- What to work on -
Copy out the lines from the very first one through the line containing "plot-frame: [89, 14, 1132, 760]", keeping each exactly as it appears.

- Records shown -
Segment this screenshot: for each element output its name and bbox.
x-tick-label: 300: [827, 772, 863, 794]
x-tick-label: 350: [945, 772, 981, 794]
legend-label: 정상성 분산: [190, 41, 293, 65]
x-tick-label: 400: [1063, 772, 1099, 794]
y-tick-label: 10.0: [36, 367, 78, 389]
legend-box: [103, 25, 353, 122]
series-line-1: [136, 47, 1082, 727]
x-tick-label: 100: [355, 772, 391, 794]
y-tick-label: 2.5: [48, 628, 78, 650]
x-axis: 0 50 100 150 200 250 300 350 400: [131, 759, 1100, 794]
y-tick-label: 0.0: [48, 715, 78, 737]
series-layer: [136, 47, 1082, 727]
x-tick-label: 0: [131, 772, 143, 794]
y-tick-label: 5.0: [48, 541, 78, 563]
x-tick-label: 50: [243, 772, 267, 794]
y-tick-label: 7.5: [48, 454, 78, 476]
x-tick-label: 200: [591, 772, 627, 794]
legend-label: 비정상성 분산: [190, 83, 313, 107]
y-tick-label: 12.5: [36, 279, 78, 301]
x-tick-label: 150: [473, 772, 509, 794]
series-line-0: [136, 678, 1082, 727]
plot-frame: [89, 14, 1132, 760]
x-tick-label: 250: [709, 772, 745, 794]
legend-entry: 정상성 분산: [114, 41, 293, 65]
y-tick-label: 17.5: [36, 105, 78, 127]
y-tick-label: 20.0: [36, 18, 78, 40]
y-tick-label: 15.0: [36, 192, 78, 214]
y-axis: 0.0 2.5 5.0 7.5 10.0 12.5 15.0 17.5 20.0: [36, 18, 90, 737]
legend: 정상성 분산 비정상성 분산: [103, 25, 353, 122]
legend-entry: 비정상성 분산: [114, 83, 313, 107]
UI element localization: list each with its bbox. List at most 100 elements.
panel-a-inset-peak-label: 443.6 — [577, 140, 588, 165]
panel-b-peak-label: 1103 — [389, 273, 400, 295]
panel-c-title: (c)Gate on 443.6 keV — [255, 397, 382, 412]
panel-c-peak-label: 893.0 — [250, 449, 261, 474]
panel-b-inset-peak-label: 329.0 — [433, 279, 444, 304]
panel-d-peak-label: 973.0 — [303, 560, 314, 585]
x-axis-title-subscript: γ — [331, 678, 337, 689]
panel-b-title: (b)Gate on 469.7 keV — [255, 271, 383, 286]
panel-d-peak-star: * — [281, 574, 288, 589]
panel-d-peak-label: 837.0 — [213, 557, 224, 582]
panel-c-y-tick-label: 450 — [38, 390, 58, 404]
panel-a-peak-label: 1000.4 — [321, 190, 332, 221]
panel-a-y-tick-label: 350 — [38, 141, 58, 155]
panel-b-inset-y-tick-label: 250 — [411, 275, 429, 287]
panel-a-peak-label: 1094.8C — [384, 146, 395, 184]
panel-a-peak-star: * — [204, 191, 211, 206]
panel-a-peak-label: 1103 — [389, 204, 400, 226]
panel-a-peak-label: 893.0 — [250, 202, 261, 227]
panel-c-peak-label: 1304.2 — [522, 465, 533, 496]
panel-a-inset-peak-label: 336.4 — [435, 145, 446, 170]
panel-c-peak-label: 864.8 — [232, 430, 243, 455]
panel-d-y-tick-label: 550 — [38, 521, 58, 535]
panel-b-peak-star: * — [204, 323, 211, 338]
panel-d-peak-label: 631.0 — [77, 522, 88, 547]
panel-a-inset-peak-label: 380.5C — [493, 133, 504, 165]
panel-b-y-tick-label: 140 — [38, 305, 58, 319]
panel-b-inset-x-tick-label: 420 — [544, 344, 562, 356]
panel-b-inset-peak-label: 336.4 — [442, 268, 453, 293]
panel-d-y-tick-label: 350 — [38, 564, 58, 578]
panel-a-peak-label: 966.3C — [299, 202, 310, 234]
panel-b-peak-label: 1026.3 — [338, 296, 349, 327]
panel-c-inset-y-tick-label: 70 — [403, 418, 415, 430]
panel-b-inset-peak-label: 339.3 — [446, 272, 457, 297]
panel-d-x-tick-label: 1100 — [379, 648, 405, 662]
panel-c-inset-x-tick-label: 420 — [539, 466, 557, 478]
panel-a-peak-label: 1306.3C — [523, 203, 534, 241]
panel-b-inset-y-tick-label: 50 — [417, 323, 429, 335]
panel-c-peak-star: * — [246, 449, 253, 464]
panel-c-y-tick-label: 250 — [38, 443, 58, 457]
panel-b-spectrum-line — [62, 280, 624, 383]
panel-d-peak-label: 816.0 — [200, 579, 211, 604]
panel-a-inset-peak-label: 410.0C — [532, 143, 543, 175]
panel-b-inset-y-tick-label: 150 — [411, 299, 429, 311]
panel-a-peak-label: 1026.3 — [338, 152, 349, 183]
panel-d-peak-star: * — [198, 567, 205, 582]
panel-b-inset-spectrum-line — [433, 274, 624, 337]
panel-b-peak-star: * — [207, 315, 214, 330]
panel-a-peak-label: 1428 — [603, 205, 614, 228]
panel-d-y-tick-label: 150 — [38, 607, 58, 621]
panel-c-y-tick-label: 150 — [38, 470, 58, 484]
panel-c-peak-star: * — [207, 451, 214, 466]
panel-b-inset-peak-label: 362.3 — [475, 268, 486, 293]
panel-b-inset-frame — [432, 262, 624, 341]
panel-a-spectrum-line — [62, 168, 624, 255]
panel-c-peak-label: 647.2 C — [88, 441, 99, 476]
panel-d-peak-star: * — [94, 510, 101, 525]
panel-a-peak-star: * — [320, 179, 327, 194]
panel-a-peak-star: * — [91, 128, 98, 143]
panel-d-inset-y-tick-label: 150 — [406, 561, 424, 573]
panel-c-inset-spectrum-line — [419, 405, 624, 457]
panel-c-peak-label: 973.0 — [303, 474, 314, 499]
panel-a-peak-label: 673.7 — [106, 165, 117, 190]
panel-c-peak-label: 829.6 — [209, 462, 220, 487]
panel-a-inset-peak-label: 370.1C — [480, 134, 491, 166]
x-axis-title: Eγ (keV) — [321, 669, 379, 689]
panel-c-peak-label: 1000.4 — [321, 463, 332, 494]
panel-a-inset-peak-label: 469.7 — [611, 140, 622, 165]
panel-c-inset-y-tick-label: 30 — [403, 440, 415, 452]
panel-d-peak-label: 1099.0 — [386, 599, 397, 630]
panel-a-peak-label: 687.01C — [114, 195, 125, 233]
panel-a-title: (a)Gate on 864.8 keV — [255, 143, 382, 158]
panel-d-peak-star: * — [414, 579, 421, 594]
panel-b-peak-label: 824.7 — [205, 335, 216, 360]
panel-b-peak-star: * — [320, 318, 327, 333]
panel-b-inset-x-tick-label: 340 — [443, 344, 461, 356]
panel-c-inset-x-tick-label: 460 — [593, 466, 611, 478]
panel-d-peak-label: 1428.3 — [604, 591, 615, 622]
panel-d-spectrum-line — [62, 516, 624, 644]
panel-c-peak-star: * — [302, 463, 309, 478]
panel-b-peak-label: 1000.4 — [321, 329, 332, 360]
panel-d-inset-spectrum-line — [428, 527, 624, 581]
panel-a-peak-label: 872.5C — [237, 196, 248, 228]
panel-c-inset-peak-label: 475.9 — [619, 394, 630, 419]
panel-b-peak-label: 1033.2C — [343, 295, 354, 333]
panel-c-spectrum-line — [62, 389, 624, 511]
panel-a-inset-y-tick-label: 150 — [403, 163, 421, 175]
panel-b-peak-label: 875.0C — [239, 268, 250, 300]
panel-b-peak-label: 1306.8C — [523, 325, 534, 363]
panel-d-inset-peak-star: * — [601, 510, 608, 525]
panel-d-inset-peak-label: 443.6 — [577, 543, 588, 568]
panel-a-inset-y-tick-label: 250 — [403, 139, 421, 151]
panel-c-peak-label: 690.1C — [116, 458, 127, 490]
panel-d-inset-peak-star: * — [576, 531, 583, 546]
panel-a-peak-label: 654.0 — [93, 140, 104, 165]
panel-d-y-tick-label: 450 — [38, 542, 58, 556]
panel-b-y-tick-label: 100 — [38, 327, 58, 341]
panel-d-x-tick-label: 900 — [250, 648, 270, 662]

- Reply to the exercise -
Segment this screenshot: for each element output its name and bbox.
x-tick-label: 300: [827, 772, 863, 794]
x-tick-label: 350: [945, 772, 981, 794]
legend-label: 정상성 분산: [190, 41, 293, 65]
x-tick-label: 400: [1063, 772, 1099, 794]
y-tick-label: 10.0: [36, 367, 78, 389]
legend-box: [103, 25, 353, 122]
series-line-1: [136, 47, 1082, 727]
x-tick-label: 100: [355, 772, 391, 794]
y-tick-label: 2.5: [48, 628, 78, 650]
x-axis: 0 50 100 150 200 250 300 350 400: [131, 759, 1100, 794]
y-tick-label: 0.0: [48, 715, 78, 737]
series-layer: [136, 47, 1082, 727]
x-tick-label: 0: [131, 772, 143, 794]
y-tick-label: 5.0: [48, 541, 78, 563]
x-tick-label: 50: [243, 772, 267, 794]
y-tick-label: 7.5: [48, 454, 78, 476]
x-tick-label: 200: [591, 772, 627, 794]
legend-label: 비정상성 분산: [190, 83, 313, 107]
y-tick-label: 12.5: [36, 279, 78, 301]
x-tick-label: 150: [473, 772, 509, 794]
series-line-0: [136, 678, 1082, 727]
plot-frame: [89, 14, 1132, 760]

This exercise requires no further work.